*分析対象文*:
● ● ●
院内のレジメンを管理する委員会において、制吐薬として用いる薬物について薬剤師が説明した。「この薬物は、5−HT3受容体拮抗薬です。他の5−HT3受容体拮抗薬に比べて消失半減期が約42時間と長く、そのため遅発期の悪心・嘔吐にも効果があります。」
問274 (実務)
薬剤師が説明した薬物はどれか。1つ選べ。
- アザセトロン塩酸塩
- オンダンセトロン塩酸塩水和物
- グラニセトロン塩酸塩
- トロピセトロン塩酸塩
- パロノセトロン塩酸塩
解答・解説
解答
5
解説
問題文に「この薬物は、5−HT3受容体拮抗薬です。他の5−HT3受容体拮抗薬に比べて消失半減期が約42時間と長く、そのため遅発期の悪心・嘔吐にも効果があります。」と記載されていることから、薬剤師が説明した薬物は、消失半減期が42時間と長く、遅発期の悪心・嘔吐に効果がある5−HT3受容体拮抗薬である「パノセトロン塩酸塩」の説明である。
なお、他の選択肢については、どれも5−HT3受容体拮抗薬であるが、パノロセトロンほど半減期が長くないため、急性期の悪心・嘔吐には用いられるが、遅発期の悪心・嘔吐には用いられない。
問275 (薬剤)
この薬物0.75 mgを急速静脈内投与するとき、7日後の血中濃度に最も近い値はどれか。1つ選べ。ただし、この薬物の体内動態は線形1−コンパートメントモデルに従うものとし、分布容積は750 Lとする。
● ● ●
ページレイアウト解析データ:
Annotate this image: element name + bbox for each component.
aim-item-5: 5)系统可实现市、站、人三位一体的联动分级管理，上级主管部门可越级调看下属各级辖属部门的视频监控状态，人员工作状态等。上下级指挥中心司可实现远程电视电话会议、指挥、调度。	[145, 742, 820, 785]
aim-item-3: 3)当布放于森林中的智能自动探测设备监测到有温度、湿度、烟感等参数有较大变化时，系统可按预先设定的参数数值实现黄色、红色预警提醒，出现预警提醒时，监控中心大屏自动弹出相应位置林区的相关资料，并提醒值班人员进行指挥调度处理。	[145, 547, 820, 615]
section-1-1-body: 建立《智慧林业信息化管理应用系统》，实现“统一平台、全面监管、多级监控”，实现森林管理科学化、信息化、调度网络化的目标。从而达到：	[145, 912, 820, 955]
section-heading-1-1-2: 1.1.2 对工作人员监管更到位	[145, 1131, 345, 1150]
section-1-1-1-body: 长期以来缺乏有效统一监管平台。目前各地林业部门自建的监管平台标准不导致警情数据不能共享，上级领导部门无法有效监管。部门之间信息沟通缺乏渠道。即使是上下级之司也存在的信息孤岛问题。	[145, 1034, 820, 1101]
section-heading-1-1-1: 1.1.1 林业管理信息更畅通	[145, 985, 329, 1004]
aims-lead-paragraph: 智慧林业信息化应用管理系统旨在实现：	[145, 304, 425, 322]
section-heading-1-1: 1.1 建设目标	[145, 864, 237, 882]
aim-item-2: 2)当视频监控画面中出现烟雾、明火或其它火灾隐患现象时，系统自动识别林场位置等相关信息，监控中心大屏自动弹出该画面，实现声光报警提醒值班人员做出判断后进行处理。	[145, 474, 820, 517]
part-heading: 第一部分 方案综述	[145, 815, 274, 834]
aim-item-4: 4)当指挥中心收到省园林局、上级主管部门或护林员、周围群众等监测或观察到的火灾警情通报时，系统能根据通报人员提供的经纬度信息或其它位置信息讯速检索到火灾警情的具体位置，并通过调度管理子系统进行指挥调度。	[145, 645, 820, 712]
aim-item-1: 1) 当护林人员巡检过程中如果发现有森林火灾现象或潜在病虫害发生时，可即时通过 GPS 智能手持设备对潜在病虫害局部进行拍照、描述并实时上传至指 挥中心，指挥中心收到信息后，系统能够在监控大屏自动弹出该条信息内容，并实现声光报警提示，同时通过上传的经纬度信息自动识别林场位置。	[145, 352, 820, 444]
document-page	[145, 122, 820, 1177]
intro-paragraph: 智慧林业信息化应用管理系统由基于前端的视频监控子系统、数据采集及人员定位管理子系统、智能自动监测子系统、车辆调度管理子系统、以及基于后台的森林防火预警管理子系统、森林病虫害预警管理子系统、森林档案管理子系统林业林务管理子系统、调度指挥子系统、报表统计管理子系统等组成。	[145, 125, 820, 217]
● ● ●
*演習問題 1*:
上の制吐薬に関する試験問題から、選択肢として挙げられている薬物名をすべて書き出してください。
*演習問題 2*:
制吐薬に関する試験問題の続きを、最後の文の後から書き進めてください。

*解答 1*:
アザセトロン塩酸塩、オンダンセトロン塩酸塩水和物、グラニセトロン塩酸塩、トロピセトロン塩酸塩、パロノセトロン塩酸塩

*解答 2*:
- 0.25 µg/mL
- 0.125 µg/mL
- 0.0625 µg/mL
- 0.25 ng/mL
- 0.125 ng/mL
- 0.0625 ng/mL
解答・解説
解答
6
解説
問題文に「この薬物の体内動態は線形1−コンパートメントモデルに従う」と記載されていることから、この薬物は1次反応に従って消失すると考える。
<急速静脈内投与したときの初期の血中濃度C0を求める>
問題文に「0.75 mgを急速静脈内投与する」「分布容積は750 Lとする」と記載されていることから、この薬物0.75 mgを急速静脈内投与したときの初期の血中濃度C0を以下のように計算することができる。
C0=D/Vd=0.75 mg/750 L=0.001 mg/L=0.001 µg/mL=1 ng/mL
<7日後の血中濃度を求める>
7日(24時間×7日=168時間)後の血中濃度Cは、本剤の半減期(42時間)4回経過した時の血中濃度であるため、7日後の血中濃度を以下のように計算することができる。